Intro: How to Make Your 3D Prints Look Awesome
3D printers are amazing, but how do you turn your beautiful plastic creation into something more? Turns out, it's not that hard! All you need is some stuff you can find at your local hardware store, and some patience.
I've been doing a lot of experimentation and research to find simple methods that work, I hope you find this guide helpful! Each step will talk about a different method, so feel free to jump to whichever method interests you!
Step 1: Clean Up the Print
Before doing anything else, I first make sure to clean up the print. For me, this usually means removing any supports or brims with a pair of snips, using an exacto knife to further smooth out the edges and remove any strings or blobs left by the printer, and using a small file to round out any pointy edges or corners.
Step 2: Spray Paint
This is often the first thing that comes to mind when people think of finishing a 3D print. In my experience, you don't have to sand the print before painting, especially if you use a 2 in 1 paint and primer. If you do sand the print, this can help make the final product smoother, and make the layer lines less visible, just make sure that you end with a fine grit (around 220) before painting or the finish might be kinda bumpy.
My best advice when spray painting is to experiment, too much or too little paint per layer will mess up the finish, but when you get it just right the effect is amazing. Personally I've had really good experiences with rustoleum and krylon brand spray paints. The metallic ones are especially fun because you can make fake metal pendants and statues.
Finally, a note on cost. Although there are a ton of great colored filaments, I've found it to be far more cost effective to just buy plain white filament ($20) and various colored spray paints (~ $5), rather than buying a new roll of filament for each color. This is a trade off of course, but I've found it to be well worth it and more cost effective.
(creds to @YuvalA6 for painting the pokemon)
Step 3: LEDs
This is one of my favorite ways to finish a 3D print. Sometimes, you just need a few LEDs to take a project from cool to amazing. Of course, you can always set up a complicated arduino circuit with custom patterns and sensors (which I've also done and it is well worth it if you can). But, if you want the best bang for your buck, just set up a variant of an "LED Throwie" (https://www.instructables.com/id/LED-Throwies/).

Material shown.
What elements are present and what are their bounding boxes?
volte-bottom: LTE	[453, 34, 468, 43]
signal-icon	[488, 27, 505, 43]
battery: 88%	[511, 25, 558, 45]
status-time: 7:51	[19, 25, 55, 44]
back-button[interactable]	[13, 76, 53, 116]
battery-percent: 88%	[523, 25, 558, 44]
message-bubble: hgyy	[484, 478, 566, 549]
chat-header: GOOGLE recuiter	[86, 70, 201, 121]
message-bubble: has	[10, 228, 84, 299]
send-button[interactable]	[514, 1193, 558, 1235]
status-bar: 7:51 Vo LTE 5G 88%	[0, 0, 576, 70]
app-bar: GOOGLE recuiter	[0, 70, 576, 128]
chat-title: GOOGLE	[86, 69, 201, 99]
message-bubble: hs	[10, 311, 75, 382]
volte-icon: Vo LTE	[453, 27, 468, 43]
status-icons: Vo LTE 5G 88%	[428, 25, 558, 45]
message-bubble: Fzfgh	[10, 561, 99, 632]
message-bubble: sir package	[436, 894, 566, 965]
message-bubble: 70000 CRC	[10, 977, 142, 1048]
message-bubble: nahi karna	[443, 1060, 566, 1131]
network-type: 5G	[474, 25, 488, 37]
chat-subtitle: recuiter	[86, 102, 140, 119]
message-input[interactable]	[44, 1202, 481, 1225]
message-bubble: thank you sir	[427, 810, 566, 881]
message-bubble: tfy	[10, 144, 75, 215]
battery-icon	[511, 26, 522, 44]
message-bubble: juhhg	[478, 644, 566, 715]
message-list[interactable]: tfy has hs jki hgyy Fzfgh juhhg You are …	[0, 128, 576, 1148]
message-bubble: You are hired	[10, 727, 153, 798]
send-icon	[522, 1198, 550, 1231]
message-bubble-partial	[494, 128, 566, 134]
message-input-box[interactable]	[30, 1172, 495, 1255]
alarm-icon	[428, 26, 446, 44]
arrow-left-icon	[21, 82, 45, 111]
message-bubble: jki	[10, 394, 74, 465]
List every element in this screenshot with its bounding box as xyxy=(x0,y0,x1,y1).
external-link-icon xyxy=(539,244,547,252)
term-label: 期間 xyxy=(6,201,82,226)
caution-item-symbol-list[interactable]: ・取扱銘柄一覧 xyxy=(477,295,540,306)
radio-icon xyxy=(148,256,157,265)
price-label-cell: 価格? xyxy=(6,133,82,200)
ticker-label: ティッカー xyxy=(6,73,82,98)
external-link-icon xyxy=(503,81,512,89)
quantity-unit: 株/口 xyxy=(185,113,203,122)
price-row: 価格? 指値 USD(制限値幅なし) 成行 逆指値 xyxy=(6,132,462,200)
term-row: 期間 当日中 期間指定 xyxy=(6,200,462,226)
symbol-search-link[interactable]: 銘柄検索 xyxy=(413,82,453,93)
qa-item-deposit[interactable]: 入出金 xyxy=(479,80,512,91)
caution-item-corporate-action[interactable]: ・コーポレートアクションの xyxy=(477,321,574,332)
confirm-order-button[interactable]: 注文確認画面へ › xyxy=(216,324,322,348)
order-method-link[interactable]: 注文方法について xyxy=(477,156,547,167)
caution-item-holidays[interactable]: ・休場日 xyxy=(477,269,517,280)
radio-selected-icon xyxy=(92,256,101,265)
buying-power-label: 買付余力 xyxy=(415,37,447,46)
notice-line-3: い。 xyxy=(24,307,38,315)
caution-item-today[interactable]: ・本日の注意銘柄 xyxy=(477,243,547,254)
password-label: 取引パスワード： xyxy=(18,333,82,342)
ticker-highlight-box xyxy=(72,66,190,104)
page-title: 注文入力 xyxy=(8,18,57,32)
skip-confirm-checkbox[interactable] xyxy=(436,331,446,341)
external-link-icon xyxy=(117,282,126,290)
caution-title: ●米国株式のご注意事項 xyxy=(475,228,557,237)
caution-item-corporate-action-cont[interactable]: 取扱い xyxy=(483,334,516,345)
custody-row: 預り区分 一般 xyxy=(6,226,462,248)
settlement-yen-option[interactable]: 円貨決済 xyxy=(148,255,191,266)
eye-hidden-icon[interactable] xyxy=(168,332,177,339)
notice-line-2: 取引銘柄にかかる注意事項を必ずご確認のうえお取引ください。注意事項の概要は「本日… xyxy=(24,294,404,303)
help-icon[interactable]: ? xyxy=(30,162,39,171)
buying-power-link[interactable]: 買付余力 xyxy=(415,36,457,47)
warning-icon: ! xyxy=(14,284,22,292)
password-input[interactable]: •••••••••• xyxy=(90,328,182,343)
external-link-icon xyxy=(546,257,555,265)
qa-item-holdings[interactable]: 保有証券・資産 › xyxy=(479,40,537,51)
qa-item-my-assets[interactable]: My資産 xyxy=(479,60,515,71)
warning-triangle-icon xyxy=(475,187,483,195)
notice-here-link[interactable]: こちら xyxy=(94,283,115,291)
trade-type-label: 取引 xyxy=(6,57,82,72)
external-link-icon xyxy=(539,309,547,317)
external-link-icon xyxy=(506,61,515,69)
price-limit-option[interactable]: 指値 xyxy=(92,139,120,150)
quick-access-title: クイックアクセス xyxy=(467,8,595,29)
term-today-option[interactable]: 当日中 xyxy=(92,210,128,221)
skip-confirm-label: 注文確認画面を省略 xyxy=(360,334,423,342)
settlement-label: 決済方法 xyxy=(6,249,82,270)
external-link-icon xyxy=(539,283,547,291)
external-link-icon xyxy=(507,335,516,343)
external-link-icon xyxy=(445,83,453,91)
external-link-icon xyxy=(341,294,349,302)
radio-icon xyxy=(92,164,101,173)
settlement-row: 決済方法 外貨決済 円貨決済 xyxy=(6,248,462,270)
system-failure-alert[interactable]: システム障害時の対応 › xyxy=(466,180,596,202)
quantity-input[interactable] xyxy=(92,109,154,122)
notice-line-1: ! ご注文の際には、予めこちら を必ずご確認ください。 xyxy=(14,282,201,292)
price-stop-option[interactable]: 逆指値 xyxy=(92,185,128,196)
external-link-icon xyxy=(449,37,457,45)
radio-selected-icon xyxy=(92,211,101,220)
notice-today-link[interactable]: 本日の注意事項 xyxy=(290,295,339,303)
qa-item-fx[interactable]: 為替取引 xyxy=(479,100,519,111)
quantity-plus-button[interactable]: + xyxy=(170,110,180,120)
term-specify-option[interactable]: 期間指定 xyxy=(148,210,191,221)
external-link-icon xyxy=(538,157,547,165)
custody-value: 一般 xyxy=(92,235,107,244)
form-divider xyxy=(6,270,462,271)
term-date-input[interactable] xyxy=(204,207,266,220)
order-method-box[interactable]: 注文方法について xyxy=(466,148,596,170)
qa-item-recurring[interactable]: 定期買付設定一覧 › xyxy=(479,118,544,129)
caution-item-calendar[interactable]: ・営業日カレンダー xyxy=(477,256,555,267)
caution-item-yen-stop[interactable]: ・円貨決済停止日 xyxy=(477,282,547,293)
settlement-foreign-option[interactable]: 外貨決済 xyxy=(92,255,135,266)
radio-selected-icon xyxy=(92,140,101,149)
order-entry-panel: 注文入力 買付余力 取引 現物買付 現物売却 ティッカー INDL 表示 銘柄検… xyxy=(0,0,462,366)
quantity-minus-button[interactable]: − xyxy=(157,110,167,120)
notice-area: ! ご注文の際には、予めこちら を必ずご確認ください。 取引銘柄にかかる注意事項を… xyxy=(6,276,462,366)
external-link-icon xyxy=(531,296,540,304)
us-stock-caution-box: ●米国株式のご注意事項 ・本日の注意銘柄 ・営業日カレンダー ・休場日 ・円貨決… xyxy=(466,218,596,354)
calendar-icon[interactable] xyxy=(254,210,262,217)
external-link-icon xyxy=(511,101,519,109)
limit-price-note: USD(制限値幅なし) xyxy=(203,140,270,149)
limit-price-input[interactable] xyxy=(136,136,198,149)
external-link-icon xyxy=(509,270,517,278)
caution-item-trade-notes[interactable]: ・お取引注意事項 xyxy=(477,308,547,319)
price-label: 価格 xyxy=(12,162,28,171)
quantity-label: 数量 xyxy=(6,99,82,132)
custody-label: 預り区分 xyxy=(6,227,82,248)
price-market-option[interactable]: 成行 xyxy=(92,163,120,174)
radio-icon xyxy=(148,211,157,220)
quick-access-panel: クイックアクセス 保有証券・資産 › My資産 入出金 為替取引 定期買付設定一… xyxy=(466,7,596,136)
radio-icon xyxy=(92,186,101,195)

What to work on.
In the guide to finishing 3D prints, what sanding grit should you end with before spray painting?

Exercise solution.
A fine grit, around 220.